(Excerpt from a dataset)
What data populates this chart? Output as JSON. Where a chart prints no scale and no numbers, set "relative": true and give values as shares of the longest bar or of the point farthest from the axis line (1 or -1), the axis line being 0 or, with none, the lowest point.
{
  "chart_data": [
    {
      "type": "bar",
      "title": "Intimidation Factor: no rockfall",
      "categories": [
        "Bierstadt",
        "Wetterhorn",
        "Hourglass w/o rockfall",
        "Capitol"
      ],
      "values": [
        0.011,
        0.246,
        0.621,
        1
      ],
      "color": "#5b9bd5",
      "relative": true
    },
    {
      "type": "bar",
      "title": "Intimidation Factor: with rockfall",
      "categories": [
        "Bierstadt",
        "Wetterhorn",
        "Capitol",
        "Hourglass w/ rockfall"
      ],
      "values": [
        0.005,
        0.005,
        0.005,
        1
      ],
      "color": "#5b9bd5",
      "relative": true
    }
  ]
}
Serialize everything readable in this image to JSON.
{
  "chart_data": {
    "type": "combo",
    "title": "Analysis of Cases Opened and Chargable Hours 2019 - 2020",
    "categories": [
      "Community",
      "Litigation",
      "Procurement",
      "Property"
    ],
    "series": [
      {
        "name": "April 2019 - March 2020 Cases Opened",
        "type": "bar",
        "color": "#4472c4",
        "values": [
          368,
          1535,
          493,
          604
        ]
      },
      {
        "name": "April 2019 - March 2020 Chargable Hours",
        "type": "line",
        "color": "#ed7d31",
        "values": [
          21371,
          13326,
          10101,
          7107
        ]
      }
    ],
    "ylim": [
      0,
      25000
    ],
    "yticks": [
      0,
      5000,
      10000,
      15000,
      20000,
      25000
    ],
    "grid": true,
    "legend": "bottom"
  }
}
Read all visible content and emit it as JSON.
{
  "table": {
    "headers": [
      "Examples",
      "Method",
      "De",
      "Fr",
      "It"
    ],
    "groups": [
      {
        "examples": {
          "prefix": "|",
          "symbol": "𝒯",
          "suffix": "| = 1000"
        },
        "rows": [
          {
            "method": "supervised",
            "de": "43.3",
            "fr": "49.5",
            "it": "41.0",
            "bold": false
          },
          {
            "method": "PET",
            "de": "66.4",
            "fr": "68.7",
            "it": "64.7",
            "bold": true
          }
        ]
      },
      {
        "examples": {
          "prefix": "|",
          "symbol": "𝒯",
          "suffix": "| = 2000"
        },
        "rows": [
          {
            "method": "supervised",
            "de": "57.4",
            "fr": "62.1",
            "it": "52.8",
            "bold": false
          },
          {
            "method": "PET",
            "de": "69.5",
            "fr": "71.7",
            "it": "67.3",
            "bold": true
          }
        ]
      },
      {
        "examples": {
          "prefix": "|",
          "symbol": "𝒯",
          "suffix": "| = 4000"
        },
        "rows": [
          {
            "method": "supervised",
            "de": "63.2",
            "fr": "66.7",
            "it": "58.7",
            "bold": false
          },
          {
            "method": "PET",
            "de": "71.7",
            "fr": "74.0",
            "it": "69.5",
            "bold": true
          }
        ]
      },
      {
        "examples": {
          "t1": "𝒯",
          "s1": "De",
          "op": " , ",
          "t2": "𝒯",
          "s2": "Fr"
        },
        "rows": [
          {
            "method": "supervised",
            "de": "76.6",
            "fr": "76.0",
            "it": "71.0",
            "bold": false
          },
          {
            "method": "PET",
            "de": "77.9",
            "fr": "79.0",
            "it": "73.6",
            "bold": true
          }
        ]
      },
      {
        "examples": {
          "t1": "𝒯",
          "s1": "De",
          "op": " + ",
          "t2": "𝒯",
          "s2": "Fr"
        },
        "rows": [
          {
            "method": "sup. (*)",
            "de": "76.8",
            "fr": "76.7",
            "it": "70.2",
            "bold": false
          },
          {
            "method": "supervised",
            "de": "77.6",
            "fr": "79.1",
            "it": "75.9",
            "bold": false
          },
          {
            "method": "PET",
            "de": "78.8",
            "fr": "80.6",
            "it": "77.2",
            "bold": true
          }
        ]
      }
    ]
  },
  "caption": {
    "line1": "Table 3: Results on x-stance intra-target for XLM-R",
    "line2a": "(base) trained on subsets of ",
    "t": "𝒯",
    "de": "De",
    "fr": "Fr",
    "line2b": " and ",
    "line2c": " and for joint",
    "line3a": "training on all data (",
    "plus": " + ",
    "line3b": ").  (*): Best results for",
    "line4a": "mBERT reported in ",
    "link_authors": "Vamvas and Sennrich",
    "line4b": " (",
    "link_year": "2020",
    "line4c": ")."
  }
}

WHAT IS EXPECTED:
Give only the number of lines in the data that hold the word "suffix".

RESPONSE BELOW:
3